*** Opening of EXCERPTED RECORDS ***
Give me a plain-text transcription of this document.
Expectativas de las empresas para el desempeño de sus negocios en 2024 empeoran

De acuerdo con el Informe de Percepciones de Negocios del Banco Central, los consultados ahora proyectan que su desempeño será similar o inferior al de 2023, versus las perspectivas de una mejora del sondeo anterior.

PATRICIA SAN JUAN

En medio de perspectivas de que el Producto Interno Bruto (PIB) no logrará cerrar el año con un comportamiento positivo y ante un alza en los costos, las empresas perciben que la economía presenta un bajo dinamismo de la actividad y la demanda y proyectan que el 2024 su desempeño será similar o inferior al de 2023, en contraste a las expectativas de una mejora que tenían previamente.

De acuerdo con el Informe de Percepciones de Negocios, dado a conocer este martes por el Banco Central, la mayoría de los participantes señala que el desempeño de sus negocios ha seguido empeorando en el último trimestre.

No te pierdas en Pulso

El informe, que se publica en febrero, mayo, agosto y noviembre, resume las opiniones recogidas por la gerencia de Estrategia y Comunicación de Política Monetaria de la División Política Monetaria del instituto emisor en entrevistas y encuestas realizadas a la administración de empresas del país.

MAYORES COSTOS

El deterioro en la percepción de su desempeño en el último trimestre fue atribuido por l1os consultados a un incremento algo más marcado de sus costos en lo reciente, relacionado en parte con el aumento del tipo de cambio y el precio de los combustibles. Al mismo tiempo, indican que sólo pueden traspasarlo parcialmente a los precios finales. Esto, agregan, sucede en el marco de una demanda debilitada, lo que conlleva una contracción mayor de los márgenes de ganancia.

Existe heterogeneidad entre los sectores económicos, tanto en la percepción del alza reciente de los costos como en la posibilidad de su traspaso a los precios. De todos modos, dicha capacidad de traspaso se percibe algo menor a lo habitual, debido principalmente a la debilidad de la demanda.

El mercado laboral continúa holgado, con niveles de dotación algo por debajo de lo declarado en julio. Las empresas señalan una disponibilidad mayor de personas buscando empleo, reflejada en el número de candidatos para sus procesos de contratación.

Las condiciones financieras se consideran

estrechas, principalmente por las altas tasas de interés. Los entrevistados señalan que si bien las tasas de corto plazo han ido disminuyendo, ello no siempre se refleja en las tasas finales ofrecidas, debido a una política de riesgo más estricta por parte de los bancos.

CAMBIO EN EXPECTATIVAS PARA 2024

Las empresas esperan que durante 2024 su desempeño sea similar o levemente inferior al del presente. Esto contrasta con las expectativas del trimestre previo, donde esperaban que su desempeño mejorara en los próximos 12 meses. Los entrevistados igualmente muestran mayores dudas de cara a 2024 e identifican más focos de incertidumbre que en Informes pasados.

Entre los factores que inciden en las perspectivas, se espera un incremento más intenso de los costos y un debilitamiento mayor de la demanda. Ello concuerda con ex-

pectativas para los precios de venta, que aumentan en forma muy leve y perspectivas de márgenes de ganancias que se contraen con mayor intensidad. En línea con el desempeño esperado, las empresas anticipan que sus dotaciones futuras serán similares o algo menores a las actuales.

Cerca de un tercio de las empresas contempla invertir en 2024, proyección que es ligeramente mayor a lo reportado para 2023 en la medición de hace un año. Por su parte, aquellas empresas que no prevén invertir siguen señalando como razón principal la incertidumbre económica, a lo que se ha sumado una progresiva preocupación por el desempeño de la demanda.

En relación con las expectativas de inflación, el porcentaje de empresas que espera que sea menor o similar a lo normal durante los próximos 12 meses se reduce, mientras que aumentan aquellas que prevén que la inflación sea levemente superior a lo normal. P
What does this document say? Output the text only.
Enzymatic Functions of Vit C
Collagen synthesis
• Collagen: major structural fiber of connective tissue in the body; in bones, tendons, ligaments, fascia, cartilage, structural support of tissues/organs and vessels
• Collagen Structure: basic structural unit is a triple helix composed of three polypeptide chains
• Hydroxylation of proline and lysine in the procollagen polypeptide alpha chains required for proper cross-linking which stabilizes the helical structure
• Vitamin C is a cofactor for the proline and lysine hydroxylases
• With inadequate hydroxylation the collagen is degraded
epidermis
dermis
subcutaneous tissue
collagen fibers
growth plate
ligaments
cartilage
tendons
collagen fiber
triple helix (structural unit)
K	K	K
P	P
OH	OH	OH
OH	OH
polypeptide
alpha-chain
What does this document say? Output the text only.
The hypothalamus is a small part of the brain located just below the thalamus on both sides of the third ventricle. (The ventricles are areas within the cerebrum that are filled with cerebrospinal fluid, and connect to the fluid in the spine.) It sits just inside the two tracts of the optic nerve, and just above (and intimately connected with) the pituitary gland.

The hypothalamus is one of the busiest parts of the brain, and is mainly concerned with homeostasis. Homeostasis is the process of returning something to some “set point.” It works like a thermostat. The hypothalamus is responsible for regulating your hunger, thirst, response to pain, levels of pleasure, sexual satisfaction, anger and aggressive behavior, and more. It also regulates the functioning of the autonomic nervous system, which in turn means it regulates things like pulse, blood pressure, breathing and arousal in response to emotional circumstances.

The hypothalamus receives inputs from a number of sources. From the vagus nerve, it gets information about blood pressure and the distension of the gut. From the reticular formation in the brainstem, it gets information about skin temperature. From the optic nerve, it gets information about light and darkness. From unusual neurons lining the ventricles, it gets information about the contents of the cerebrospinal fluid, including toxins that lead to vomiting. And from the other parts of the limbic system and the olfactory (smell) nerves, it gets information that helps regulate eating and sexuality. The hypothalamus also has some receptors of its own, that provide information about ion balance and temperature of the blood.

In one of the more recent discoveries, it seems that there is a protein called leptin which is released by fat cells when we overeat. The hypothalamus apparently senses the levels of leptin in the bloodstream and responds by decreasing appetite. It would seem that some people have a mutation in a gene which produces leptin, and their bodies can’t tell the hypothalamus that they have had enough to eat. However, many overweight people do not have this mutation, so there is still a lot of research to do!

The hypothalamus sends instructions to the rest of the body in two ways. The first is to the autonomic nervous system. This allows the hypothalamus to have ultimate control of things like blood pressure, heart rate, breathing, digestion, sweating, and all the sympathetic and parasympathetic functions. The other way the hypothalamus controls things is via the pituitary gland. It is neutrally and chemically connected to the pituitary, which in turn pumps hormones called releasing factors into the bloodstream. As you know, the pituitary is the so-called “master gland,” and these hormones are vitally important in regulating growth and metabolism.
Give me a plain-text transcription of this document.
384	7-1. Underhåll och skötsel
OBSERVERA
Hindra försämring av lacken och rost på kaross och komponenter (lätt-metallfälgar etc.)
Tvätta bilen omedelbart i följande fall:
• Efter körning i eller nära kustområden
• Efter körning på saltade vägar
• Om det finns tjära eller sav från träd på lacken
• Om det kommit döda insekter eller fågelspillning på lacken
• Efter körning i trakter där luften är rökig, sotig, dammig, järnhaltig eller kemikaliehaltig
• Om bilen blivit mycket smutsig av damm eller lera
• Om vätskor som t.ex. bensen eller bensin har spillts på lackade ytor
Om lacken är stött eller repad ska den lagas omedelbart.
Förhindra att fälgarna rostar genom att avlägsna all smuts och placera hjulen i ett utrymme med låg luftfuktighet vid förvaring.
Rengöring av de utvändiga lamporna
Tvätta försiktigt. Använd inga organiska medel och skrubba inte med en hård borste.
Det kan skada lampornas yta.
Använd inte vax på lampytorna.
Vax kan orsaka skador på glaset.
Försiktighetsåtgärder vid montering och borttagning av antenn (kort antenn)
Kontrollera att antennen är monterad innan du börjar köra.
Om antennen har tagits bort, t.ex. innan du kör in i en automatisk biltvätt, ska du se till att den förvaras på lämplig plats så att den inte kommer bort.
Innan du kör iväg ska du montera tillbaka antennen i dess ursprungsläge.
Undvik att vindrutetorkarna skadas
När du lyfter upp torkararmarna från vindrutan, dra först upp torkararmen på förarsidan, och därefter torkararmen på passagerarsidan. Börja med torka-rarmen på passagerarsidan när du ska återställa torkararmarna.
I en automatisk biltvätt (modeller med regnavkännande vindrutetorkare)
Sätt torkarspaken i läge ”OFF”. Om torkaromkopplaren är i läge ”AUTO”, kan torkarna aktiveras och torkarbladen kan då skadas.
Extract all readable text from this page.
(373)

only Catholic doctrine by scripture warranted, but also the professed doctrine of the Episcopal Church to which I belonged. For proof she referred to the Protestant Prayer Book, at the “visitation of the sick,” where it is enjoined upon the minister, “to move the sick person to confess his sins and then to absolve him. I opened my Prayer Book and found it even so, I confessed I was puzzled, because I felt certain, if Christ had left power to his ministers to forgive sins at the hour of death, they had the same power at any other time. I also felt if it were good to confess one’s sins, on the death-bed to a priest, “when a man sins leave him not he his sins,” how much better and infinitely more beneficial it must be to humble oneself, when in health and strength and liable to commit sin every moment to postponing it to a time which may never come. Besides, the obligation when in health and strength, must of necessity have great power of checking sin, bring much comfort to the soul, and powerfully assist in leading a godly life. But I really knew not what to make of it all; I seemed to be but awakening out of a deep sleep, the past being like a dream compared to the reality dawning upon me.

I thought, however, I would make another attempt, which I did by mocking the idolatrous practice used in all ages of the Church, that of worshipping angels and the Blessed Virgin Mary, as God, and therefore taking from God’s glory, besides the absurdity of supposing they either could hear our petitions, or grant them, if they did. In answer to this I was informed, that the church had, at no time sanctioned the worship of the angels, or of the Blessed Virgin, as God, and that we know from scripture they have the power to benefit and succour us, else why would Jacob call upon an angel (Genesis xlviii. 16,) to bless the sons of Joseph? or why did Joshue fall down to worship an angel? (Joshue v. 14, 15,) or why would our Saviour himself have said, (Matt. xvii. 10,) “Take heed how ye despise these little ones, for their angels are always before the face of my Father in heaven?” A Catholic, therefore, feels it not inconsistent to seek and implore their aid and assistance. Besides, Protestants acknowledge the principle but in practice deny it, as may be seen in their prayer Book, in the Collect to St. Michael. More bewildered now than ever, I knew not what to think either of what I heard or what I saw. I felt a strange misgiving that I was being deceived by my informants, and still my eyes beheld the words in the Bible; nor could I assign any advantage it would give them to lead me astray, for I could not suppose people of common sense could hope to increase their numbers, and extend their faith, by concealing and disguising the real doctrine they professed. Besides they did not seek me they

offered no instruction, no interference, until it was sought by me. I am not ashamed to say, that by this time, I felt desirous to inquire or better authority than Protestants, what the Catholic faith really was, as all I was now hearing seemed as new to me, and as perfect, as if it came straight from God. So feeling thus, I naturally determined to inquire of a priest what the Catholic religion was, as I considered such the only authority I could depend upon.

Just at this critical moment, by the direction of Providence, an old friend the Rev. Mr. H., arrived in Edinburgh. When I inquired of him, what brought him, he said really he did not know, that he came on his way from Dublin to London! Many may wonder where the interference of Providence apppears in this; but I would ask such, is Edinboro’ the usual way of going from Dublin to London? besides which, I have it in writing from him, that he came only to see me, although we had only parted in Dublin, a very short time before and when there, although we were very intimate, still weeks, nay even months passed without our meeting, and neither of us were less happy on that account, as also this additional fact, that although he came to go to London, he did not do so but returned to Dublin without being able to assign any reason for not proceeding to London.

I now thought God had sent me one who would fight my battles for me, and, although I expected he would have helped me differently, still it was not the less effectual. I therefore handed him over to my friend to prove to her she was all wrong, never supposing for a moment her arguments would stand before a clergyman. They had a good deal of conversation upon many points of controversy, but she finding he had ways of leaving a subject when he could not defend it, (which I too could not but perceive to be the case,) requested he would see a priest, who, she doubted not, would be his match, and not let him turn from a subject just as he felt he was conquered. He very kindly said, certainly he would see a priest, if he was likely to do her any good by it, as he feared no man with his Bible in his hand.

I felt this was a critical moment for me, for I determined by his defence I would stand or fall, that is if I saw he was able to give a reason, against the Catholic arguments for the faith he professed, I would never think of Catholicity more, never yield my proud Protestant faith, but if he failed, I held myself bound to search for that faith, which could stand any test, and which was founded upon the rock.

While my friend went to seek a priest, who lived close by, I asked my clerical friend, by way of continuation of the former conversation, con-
*** Close of EXCERPTED RECORDS ***
If a line in the data above holds the word "automatisk", count it, and give only the final number.

## TASK RESPONSE
2